##### Records shown

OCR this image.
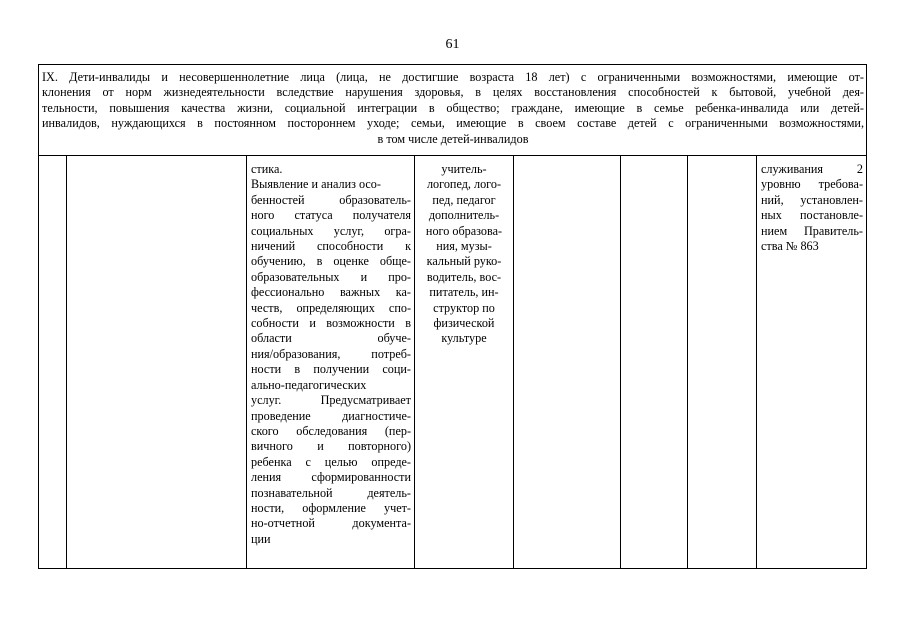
61
IX. Дети-инвалиды и несовершеннолетние лица (лица, не достигшие возраста 18 лет) с ограниченными возможностями, имеющие от-
клонения от норм жизнедеятельности вследствие нарушения здоровья, в целях восстановления способностей к бытовой, учебной дея-
тельности, повышения качества жизни, социальной интеграции в общество; граждане, имеющие в семье ребенка-инвалида или детей-
инвалидов, нуждающихся в постоянном постороннем уходе; семьи, имеющие в своем составе детей с ограниченными возможностями,
в том числе детей-инвалидов
стика.
Выявление и анализ осо-
бенностей образователь-
ного статуса получателя
социальных услуг, огра-
ничений способности к
обучению, в оценке обще-
образовательных и про-
фессионально важных ка-
честв, определяющих спо-
собности и возможности в
области обуче-
ния/образования, потреб-
ности в получении соци-
ально-педагогических
услуг. Предусматривает
проведение диагностиче-
ского обследования (пер-
вичного и повторного)
ребенка с целью опреде-
ления сформированности
познавательной деятель-
ности, оформление учет-
но-отчетной документа-
ции
учитель-
логопед, лого-
пед, педагог
дополнитель-
ного образова-
ния, музы-
кальный руко-
водитель, вос-
питатель, ин-
структор по
физической
культуре
служивания 2
уровню требова-
ний, установлен-
ных постановле-
нием Правитель-
ства № 863
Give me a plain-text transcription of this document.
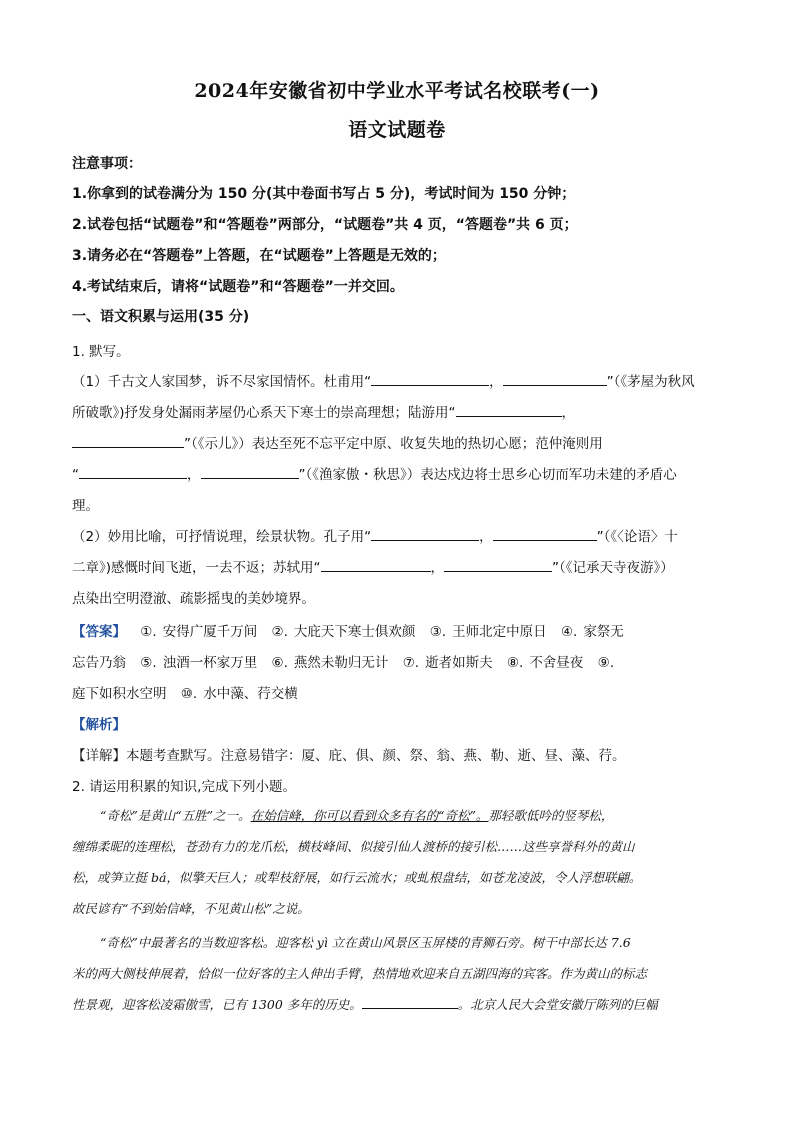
2024年安徽省初中学业水平考试名校联考(一)
语文试题卷
注意事项：
1.你拿到的试卷满分为 150 分(其中卷面书写占 5 分)，考试时间为 150 分钟；
2.试卷包括“试题卷”和“答题卷”两部分，“试题卷”共 4 页，“答题卷”共 6 页；
3.请务必在“答题卷”上答题，在“试题卷”上答题是无效的；
4.考试结束后，请将“试题卷”和“答题卷”一并交回。
一、语文积累与运用(35 分)
1. 默写。
（1）千古文人家国梦，诉不尽家国情怀。杜甫用“	，	”（《茅屋为秋风
所破歌》)抒发身处漏雨茅屋仍心系天下寒士的崇高理想；陆游用“	，
”（《示儿》）表达至死不忘平定中原、收复失地的热切心愿；范仲淹则用
“	，	”（《渔家傲・秋思》）表达戍边将士思乡心切而军功未建的矛盾心
理。
（2）妙用比喻，可抒情说理，绘景状物。孔子用“	，	”（《〈论语〉十
二章》)感慨时间飞逝，一去不返；苏轼用“	，	”（《记承天寺夜游》）
点染出空明澄澈、疏影摇曳的美妙境界。
【答案】 ①. 安得广厦千万间 ②. 大庇天下寒士俱欢颜 ③. 王师北定中原日 ④. 家祭无
忘告乃翁 ⑤. 浊酒一杯家万里 ⑥. 燕然未勒归无计 ⑦. 逝者如斯夫 ⑧. 不舍昼夜 ⑨.
庭下如积水空明 ⑩. 水中藻、荇交横
【解析】
【详解】本题考查默写。注意易错字：厦、庇、俱、颜、祭、翁、燕、勒、逝、昼、藻、荇。
2. 请运用积累的知识,完成下列小题。
“奇松”是黄山“五胜”之一。在始信峰，你可以看到众多有名的“奇松”。那轻歌低吟的竖琴松，
缠绵柔昵的连理松，苍劲有力的龙爪松，横枝峰间、似接引仙人渡桥的接引松……这些享誉科外的黄山
松，或笋立挺 bá，似擎天巨人；或犁枝舒展，如行云流水；或虬根盘结，如苍龙凌波，令人浮想联翩。
故民谚有“不到始信峰，不见黄山松”之说。
“奇松”中最著名的当数迎客松。迎客松 yì 立在黄山风景区玉屏楼的青狮石旁。树干中部长达 7.6
米的两大侧枝伸展着，恰似一位好客的主人伸出手臂，热情地欢迎来自五湖四海的宾客。作为黄山的标志
性景观，迎客松凌霜傲雪，已有 1300 多年的历史。	。北京人民大会堂安徽厅陈列的巨幅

##########

Exercise description:
Every line above should be returned exactly; the pictures stay out.

Response to this exercise:
OCR this image.
61
IX. Дети-инвалиды и несовершеннолетние лица (лица, не достигшие возраста 18 лет) с ограниченными возможностями, имеющие от-
клонения от норм жизнедеятельности вследствие нарушения здоровья, в целях восстановления способностей к бытовой, учебной дея-
тельности, повышения качества жизни, социальной интеграции в общество; граждане, имеющие в семье ребенка-инвалида или детей-
инвалидов, нуждающихся в постоянном постороннем уходе; семьи, имеющие в своем составе детей с ограниченными возможностями,
в том числе детей-инвалидов
стика.
Выявление и анализ осо-
бенностей образователь-
ного статуса получателя
социальных услуг, огра-
ничений способности к
обучению, в оценке обще-
образовательных и про-
фессионально важных ка-
честв, определяющих спо-
собности и возможности в
области обуче-
ния/образования, потреб-
ности в получении соци-
ально-педагогических
услуг. Предусматривает
проведение диагностиче-
ского обследования (пер-
вичного и повторного)
ребенка с целью опреде-
ления сформированности
познавательной деятель-
ности, оформление учет-
но-отчетной документа-
ции
учитель-
логопед, лого-
пед, педагог
дополнитель-
ного образова-
ния, музы-
кальный руко-
водитель, вос-
питатель, ин-
структор по
физической
культуре
служивания 2
уровню требова-
ний, установлен-
ных постановле-
нием Правитель-
ства № 863
Give me a plain-text transcription of this document.
2024年安徽省初中学业水平考试名校联考(一)
语文试题卷
注意事项：
1.你拿到的试卷满分为 150 分(其中卷面书写占 5 分)，考试时间为 150 分钟；
2.试卷包括“试题卷”和“答题卷”两部分，“试题卷”共 4 页，“答题卷”共 6 页；
3.请务必在“答题卷”上答题，在“试题卷”上答题是无效的；
4.考试结束后，请将“试题卷”和“答题卷”一并交回。
一、语文积累与运用(35 分)
1. 默写。
（1）千古文人家国梦，诉不尽家国情怀。杜甫用“	，	”（《茅屋为秋风
所破歌》)抒发身处漏雨茅屋仍心系天下寒士的崇高理想；陆游用“	，
”（《示儿》）表达至死不忘平定中原、收复失地的热切心愿；范仲淹则用
“	，	”（《渔家傲・秋思》）表达戍边将士思乡心切而军功未建的矛盾心
理。
（2）妙用比喻，可抒情说理，绘景状物。孔子用“	，	”（《〈论语〉十
二章》)感慨时间飞逝，一去不返；苏轼用“	，	”（《记承天寺夜游》）
点染出空明澄澈、疏影摇曳的美妙境界。
【答案】 ①. 安得广厦千万间 ②. 大庇天下寒士俱欢颜 ③. 王师北定中原日 ④. 家祭无
忘告乃翁 ⑤. 浊酒一杯家万里 ⑥. 燕然未勒归无计 ⑦. 逝者如斯夫 ⑧. 不舍昼夜 ⑨.
庭下如积水空明 ⑩. 水中藻、荇交横
【解析】
【详解】本题考查默写。注意易错字：厦、庇、俱、颜、祭、翁、燕、勒、逝、昼、藻、荇。
2. 请运用积累的知识,完成下列小题。
“奇松”是黄山“五胜”之一。在始信峰，你可以看到众多有名的“奇松”。那轻歌低吟的竖琴松，
缠绵柔昵的连理松，苍劲有力的龙爪松，横枝峰间、似接引仙人渡桥的接引松……这些享誉科外的黄山
松，或笋立挺 bá，似擎天巨人；或犁枝舒展，如行云流水；或虬根盘结，如苍龙凌波，令人浮想联翩。
故民谚有“不到始信峰，不见黄山松”之说。
“奇松”中最著名的当数迎客松。迎客松 yì 立在黄山风景区玉屏楼的青狮石旁。树干中部长达 7.6
米的两大侧枝伸展着，恰似一位好客的主人伸出手臂，热情地欢迎来自五湖四海的宾客。作为黄山的标志
性景观，迎客松凌霜傲雪，已有 1300 多年的历史。	。北京人民大会堂安徽厅陈列的巨幅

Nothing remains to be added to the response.